# [Goal]
Reproduce every line in the listing that contains the word "materials".

BEGIN Information given

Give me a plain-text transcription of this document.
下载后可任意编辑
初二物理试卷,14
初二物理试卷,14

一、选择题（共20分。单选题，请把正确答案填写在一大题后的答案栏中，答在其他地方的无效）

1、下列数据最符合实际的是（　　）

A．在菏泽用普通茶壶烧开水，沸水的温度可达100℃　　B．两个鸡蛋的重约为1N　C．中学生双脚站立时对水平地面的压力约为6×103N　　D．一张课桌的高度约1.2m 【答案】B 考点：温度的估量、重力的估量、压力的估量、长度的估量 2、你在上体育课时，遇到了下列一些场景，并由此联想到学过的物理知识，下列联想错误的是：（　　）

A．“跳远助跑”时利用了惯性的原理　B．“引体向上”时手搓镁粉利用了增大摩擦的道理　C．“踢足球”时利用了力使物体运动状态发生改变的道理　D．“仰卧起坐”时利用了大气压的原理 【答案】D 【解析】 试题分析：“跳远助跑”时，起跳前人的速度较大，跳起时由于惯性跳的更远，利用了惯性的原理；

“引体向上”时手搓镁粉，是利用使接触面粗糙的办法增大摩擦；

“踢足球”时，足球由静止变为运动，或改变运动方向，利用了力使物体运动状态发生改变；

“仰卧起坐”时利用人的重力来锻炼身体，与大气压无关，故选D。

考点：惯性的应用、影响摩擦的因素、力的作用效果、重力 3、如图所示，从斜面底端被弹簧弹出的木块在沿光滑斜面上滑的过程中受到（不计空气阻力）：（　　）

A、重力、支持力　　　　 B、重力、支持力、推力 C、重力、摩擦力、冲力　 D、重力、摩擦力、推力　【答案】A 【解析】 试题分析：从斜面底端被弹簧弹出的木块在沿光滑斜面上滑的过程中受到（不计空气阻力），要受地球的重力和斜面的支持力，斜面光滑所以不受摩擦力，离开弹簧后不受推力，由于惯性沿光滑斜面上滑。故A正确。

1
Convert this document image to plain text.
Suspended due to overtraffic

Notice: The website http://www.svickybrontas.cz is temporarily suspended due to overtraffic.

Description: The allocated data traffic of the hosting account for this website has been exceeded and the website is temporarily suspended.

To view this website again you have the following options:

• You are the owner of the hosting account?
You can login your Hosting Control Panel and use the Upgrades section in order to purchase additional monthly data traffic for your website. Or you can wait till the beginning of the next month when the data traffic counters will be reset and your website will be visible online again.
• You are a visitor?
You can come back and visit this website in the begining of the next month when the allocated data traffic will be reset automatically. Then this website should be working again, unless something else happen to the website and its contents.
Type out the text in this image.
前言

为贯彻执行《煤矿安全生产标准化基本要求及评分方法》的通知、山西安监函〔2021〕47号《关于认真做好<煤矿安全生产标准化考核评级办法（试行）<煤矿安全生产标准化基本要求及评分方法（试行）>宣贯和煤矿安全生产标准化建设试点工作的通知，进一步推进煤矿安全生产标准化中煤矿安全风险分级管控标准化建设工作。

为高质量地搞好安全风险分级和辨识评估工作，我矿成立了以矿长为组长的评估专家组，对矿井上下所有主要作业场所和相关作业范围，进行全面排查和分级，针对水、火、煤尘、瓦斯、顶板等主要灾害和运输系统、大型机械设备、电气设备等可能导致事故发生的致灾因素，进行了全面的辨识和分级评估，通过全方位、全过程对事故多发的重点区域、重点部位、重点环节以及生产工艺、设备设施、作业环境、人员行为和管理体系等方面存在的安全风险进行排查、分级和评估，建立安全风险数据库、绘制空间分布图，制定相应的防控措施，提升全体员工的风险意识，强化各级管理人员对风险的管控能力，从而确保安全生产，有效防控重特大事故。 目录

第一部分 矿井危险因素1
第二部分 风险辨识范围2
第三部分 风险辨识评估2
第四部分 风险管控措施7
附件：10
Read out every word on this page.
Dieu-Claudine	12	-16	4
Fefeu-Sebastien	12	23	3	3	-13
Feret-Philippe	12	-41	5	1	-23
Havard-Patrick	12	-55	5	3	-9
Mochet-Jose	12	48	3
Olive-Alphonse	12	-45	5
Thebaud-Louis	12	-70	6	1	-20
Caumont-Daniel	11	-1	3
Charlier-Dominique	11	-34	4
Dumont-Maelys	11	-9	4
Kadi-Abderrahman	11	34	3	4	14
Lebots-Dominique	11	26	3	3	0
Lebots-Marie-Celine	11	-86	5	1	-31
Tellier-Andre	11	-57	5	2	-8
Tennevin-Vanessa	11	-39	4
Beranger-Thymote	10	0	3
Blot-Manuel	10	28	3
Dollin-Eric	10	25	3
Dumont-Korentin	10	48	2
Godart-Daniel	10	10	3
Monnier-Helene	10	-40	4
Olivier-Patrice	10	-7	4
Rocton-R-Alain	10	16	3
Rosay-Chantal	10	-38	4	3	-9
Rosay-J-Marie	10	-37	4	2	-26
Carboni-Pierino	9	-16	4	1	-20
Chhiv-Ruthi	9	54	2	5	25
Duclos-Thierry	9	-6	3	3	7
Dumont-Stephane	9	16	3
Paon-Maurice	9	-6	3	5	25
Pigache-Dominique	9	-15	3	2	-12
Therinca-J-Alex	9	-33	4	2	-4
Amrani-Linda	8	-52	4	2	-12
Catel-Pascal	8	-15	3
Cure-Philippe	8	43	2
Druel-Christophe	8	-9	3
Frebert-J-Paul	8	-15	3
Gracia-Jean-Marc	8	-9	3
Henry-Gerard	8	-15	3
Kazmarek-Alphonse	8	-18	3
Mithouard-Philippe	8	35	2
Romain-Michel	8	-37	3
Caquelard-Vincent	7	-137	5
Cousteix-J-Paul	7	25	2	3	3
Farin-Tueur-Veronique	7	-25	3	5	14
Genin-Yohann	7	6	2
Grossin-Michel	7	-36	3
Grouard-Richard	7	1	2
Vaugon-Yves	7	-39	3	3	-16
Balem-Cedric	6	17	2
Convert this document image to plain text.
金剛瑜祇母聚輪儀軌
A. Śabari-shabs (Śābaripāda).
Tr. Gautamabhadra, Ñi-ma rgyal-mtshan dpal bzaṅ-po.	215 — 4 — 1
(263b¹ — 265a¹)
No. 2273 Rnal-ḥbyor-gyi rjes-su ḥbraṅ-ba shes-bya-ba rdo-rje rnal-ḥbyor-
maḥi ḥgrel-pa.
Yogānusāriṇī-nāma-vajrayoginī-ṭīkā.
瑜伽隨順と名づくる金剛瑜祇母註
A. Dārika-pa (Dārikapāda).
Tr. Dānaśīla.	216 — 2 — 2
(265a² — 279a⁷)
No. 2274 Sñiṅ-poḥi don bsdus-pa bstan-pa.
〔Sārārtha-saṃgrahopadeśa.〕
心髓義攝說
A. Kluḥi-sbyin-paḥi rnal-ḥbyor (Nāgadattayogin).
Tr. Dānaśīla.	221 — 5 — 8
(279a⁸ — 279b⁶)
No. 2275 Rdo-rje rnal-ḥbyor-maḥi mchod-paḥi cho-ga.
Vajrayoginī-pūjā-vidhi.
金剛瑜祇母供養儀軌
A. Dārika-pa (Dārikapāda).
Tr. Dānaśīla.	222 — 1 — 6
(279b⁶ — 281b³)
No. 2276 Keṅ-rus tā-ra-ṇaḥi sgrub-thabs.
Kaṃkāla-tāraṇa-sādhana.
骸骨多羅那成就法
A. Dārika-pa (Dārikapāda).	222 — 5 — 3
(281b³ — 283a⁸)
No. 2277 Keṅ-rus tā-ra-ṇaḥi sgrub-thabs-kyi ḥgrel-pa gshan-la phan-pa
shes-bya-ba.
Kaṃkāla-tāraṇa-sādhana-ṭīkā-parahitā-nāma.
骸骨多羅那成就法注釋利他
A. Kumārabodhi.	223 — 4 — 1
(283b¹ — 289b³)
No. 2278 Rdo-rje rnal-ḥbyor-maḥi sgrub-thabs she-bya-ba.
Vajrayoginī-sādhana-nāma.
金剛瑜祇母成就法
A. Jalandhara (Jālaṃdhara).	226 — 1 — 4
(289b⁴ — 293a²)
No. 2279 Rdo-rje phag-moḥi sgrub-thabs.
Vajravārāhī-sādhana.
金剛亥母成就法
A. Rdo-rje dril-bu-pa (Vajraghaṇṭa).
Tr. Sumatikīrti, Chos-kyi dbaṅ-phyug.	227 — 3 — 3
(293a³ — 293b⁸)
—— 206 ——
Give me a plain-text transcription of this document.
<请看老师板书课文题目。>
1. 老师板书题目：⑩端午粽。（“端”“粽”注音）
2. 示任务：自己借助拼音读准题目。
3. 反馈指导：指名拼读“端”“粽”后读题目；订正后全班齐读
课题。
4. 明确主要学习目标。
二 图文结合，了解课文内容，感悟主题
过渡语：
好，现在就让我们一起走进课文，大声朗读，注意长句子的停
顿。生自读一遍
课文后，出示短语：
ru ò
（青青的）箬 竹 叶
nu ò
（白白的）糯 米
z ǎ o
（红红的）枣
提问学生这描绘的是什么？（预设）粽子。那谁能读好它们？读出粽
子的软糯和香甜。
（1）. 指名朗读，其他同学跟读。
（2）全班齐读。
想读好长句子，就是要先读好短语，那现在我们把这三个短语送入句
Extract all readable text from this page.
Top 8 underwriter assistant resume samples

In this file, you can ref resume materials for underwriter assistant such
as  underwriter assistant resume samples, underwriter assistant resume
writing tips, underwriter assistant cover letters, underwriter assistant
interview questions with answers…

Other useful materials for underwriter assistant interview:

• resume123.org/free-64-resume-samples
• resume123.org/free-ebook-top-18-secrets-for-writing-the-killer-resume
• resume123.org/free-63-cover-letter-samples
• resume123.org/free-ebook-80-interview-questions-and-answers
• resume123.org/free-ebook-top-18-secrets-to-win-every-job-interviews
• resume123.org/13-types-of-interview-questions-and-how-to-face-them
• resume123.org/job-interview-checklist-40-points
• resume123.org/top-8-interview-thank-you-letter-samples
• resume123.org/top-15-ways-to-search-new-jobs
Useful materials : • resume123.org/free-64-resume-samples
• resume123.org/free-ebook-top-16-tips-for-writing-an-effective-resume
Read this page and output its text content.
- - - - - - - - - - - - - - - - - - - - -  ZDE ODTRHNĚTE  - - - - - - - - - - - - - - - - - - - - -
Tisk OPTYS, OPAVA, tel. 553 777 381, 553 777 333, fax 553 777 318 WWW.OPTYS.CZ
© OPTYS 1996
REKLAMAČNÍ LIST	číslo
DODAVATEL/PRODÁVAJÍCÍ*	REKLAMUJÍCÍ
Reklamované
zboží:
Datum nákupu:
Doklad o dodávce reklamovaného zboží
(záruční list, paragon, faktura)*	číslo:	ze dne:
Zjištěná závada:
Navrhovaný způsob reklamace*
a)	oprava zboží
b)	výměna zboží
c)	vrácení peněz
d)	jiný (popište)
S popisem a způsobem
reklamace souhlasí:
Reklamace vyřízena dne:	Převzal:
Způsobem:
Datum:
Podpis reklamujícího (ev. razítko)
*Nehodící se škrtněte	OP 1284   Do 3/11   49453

END Information given

# [Full output]
In this file, you can ref resume materials for underwriter assistant such
Other useful materials for underwriter assistant interview:
Useful materials : • resume123.org/free-64-resume-samples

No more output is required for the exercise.